Do this:
Rewrite the lines below, changing every "data-point-blue" to "data-point-green" and leaving everything else as it is.
'''
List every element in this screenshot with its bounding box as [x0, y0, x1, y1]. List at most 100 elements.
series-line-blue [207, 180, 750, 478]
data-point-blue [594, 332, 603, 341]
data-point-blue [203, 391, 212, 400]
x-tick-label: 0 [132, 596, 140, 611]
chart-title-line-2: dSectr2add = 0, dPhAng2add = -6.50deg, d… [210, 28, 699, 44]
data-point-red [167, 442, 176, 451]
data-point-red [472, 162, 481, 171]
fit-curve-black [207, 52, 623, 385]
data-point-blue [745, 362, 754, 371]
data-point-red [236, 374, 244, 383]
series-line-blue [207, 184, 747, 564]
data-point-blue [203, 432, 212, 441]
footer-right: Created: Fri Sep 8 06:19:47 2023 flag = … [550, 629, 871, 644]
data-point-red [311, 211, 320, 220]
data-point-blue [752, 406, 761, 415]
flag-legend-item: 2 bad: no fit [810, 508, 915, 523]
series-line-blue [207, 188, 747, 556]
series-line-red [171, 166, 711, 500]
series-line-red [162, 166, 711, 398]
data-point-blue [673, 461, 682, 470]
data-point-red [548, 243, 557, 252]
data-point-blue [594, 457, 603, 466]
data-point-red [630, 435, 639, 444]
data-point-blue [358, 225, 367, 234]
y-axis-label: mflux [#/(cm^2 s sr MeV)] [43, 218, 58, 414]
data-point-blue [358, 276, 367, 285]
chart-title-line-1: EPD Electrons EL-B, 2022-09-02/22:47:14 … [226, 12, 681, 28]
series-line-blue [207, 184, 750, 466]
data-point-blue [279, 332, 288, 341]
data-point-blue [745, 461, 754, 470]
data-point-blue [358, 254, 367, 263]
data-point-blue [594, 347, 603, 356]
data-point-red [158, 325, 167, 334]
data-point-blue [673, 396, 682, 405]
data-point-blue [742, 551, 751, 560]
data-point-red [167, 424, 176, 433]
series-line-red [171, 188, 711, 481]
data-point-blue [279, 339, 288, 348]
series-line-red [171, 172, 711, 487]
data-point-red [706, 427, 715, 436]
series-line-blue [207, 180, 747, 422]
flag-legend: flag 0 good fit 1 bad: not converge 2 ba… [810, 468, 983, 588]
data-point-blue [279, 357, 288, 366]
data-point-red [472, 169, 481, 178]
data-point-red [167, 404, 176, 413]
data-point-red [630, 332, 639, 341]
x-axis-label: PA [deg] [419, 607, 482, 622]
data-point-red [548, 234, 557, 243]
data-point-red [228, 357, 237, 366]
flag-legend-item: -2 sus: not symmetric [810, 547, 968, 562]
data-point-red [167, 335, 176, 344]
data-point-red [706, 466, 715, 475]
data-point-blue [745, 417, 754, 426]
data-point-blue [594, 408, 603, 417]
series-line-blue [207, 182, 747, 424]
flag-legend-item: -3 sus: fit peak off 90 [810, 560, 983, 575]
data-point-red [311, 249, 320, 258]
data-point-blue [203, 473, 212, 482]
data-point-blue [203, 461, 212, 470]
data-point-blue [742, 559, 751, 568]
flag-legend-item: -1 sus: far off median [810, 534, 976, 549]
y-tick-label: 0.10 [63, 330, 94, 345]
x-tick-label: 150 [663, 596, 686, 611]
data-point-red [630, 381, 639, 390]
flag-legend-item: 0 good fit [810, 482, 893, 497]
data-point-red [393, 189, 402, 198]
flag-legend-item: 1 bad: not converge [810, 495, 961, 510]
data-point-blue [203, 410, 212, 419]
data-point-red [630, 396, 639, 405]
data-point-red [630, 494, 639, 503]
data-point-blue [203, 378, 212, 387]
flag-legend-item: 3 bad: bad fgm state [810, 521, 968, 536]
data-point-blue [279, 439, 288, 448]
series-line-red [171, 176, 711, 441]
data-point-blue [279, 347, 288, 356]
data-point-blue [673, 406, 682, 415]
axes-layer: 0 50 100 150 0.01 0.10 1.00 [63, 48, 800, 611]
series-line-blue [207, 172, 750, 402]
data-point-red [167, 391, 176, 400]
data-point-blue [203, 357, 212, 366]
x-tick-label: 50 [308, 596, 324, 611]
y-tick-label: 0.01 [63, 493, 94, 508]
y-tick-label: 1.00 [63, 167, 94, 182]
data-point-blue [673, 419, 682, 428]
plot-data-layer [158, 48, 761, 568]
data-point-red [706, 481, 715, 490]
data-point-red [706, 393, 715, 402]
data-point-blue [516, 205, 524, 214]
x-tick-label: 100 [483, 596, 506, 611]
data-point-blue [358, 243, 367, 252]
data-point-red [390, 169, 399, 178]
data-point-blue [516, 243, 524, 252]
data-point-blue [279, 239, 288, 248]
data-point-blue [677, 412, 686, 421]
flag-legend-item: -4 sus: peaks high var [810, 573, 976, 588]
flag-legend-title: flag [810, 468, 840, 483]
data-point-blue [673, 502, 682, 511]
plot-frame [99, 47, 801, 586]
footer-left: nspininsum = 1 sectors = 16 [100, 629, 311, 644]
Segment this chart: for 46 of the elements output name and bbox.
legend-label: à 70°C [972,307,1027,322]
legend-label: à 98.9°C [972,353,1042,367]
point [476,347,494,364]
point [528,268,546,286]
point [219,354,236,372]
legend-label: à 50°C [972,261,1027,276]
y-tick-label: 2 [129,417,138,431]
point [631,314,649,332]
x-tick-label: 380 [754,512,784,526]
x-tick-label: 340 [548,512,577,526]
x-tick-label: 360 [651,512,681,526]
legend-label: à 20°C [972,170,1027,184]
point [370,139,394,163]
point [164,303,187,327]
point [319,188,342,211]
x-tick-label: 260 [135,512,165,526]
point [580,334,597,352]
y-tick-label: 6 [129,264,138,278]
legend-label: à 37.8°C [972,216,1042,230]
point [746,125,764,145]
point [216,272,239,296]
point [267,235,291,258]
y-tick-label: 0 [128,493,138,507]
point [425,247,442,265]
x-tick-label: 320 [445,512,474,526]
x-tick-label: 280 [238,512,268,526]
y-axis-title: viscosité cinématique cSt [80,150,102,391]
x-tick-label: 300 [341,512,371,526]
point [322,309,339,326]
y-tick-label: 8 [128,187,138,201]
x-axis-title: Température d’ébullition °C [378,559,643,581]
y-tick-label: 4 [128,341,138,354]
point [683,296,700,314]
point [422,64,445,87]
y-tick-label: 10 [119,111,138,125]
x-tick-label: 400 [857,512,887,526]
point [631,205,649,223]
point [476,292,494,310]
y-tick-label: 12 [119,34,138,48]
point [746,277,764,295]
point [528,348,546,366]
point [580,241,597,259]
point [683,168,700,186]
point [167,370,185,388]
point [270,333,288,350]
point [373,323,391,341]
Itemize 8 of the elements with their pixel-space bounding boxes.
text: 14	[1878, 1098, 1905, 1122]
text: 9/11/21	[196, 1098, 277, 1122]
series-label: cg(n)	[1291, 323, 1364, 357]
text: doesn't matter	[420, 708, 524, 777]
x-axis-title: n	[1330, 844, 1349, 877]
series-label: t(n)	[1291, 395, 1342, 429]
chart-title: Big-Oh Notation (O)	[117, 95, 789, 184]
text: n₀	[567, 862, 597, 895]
'''
Exercise answer:
List every element in this screenshot with its bounding box as [x0, y0, x1, y1]. List at most 100 elements.
series-line-blue [207, 180, 750, 478]
data-point-green [594, 332, 603, 341]
data-point-green [203, 391, 212, 400]
x-tick-label: 0 [132, 596, 140, 611]
chart-title-line-2: dSectr2add = 0, dPhAng2add = -6.50deg, d… [210, 28, 699, 44]
data-point-red [167, 442, 176, 451]
data-point-red [472, 162, 481, 171]
fit-curve-black [207, 52, 623, 385]
data-point-green [745, 362, 754, 371]
data-point-red [236, 374, 244, 383]
series-line-blue [207, 184, 747, 564]
data-point-green [203, 432, 212, 441]
footer-right: Created: Fri Sep 8 06:19:47 2023 flag = … [550, 629, 871, 644]
data-point-red [311, 211, 320, 220]
data-point-green [752, 406, 761, 415]
flag-legend-item: 2 bad: no fit [810, 508, 915, 523]
series-line-blue [207, 188, 747, 556]
series-line-red [171, 166, 711, 500]
series-line-red [162, 166, 711, 398]
data-point-green [673, 461, 682, 470]
data-point-red [548, 243, 557, 252]
data-point-green [594, 457, 603, 466]
data-point-red [630, 435, 639, 444]
data-point-green [358, 225, 367, 234]
y-axis-label: mflux [#/(cm^2 s sr MeV)] [43, 218, 58, 414]
data-point-green [358, 276, 367, 285]
chart-title-line-1: EPD Electrons EL-B, 2022-09-02/22:47:14 … [226, 12, 681, 28]
series-line-blue [207, 184, 750, 466]
data-point-green [279, 332, 288, 341]
data-point-green [745, 461, 754, 470]
data-point-green [358, 254, 367, 263]
data-point-green [594, 347, 603, 356]
data-point-red [158, 325, 167, 334]
data-point-green [673, 396, 682, 405]
data-point-green [742, 551, 751, 560]
data-point-red [167, 424, 176, 433]
series-line-red [171, 188, 711, 481]
data-point-green [279, 339, 288, 348]
series-line-red [171, 172, 711, 487]
data-point-red [706, 427, 715, 436]
series-line-blue [207, 180, 747, 422]
flag-legend: flag 0 good fit 1 bad: not converge 2 ba… [810, 468, 983, 588]
data-point-green [279, 357, 288, 366]
data-point-red [472, 169, 481, 178]
data-point-red [167, 404, 176, 413]
data-point-red [630, 332, 639, 341]
x-axis-label: PA [deg] [419, 607, 482, 622]
data-point-red [548, 234, 557, 243]
data-point-red [228, 357, 237, 366]
flag-legend-item: -2 sus: not symmetric [810, 547, 968, 562]
data-point-red [167, 335, 176, 344]
data-point-red [706, 466, 715, 475]
data-point-green [745, 417, 754, 426]
data-point-green [594, 408, 603, 417]
series-line-blue [207, 182, 747, 424]
flag-legend-item: -3 sus: fit peak off 90 [810, 560, 983, 575]
data-point-red [311, 249, 320, 258]
data-point-green [203, 473, 212, 482]
data-point-green [203, 461, 212, 470]
data-point-green [742, 559, 751, 568]
flag-legend-item: -1 sus: far off median [810, 534, 976, 549]
y-tick-label: 0.10 [63, 330, 94, 345]
x-tick-label: 150 [663, 596, 686, 611]
data-point-red [630, 381, 639, 390]
flag-legend-item: 0 good fit [810, 482, 893, 497]
data-point-red [393, 189, 402, 198]
flag-legend-item: 1 bad: not converge [810, 495, 961, 510]
data-point-green [203, 410, 212, 419]
data-point-red [630, 396, 639, 405]
data-point-red [630, 494, 639, 503]
data-point-green [203, 378, 212, 387]
flag-legend-item: 3 bad: bad fgm state [810, 521, 968, 536]
data-point-green [279, 439, 288, 448]
series-line-red [171, 176, 711, 441]
data-point-green [279, 347, 288, 356]
data-point-green [673, 406, 682, 415]
axes-layer: 0 50 100 150 0.01 0.10 1.00 [63, 48, 800, 611]
series-line-blue [207, 172, 750, 402]
data-point-red [167, 391, 176, 400]
data-point-green [203, 357, 212, 366]
x-tick-label: 50 [308, 596, 324, 611]
y-tick-label: 0.01 [63, 493, 94, 508]
y-tick-label: 1.00 [63, 167, 94, 182]
data-point-green [673, 419, 682, 428]
plot-data-layer [158, 48, 761, 568]
data-point-red [706, 481, 715, 490]
data-point-red [706, 393, 715, 402]
data-point-green [516, 205, 524, 214]
x-tick-label: 100 [483, 596, 506, 611]
data-point-green [358, 243, 367, 252]
data-point-red [390, 169, 399, 178]
data-point-green [516, 243, 524, 252]
data-point-green [279, 239, 288, 248]
data-point-green [677, 412, 686, 421]
flag-legend-item: -4 sus: peaks high var [810, 573, 976, 588]
flag-legend-title: flag [810, 468, 840, 483]
data-point-green [673, 502, 682, 511]
plot-frame [99, 47, 801, 586]
footer-left: nspininsum = 1 sectors = 16 [100, 629, 311, 644]
Segment this chart: for 46 of the elements output name and bbox.
legend-label: à 70°C [972,307,1027,322]
legend-label: à 98.9°C [972,353,1042,367]
point [476,347,494,364]
point [528,268,546,286]
point [219,354,236,372]
legend-label: à 50°C [972,261,1027,276]
y-tick-label: 2 [129,417,138,431]
point [631,314,649,332]
x-tick-label: 380 [754,512,784,526]
x-tick-label: 340 [548,512,577,526]
x-tick-label: 360 [651,512,681,526]
legend-label: à 20°C [972,170,1027,184]
point [370,139,394,163]
point [164,303,187,327]
point [319,188,342,211]
x-tick-label: 260 [135,512,165,526]
point [580,334,597,352]
y-tick-label: 6 [129,264,138,278]
legend-label: à 37.8°C [972,216,1042,230]
point [746,125,764,145]
point [216,272,239,296]
point [267,235,291,258]
y-tick-label: 0 [128,493,138,507]
point [425,247,442,265]
x-tick-label: 320 [445,512,474,526]
x-tick-label: 280 [238,512,268,526]
y-axis-title: viscosité cinématique cSt [80,150,102,391]
x-tick-label: 300 [341,512,371,526]
point [322,309,339,326]
y-tick-label: 8 [128,187,138,201]
x-axis-title: Température d’ébullition °C [378,559,643,581]
y-tick-label: 4 [128,341,138,354]
point [683,296,700,314]
point [422,64,445,87]
y-tick-label: 10 [119,111,138,125]
x-tick-label: 400 [857,512,887,526]
point [631,205,649,223]
point [476,292,494,310]
y-tick-label: 12 [119,34,138,48]
point [746,277,764,295]
point [528,348,546,366]
point [580,241,597,259]
point [683,168,700,186]
point [167,370,185,388]
point [270,333,288,350]
point [373,323,391,341]
Itemize 8 of the elements with their pixel-space bounding boxes.
text: 14	[1878, 1098, 1905, 1122]
text: 9/11/21	[196, 1098, 277, 1122]
series-label: cg(n)	[1291, 323, 1364, 357]
text: doesn't matter	[420, 708, 524, 777]
x-axis-title: n	[1330, 844, 1349, 877]
series-label: t(n)	[1291, 395, 1342, 429]
chart-title: Big-Oh Notation (O)	[117, 95, 789, 184]
text: n₀	[567, 862, 597, 895]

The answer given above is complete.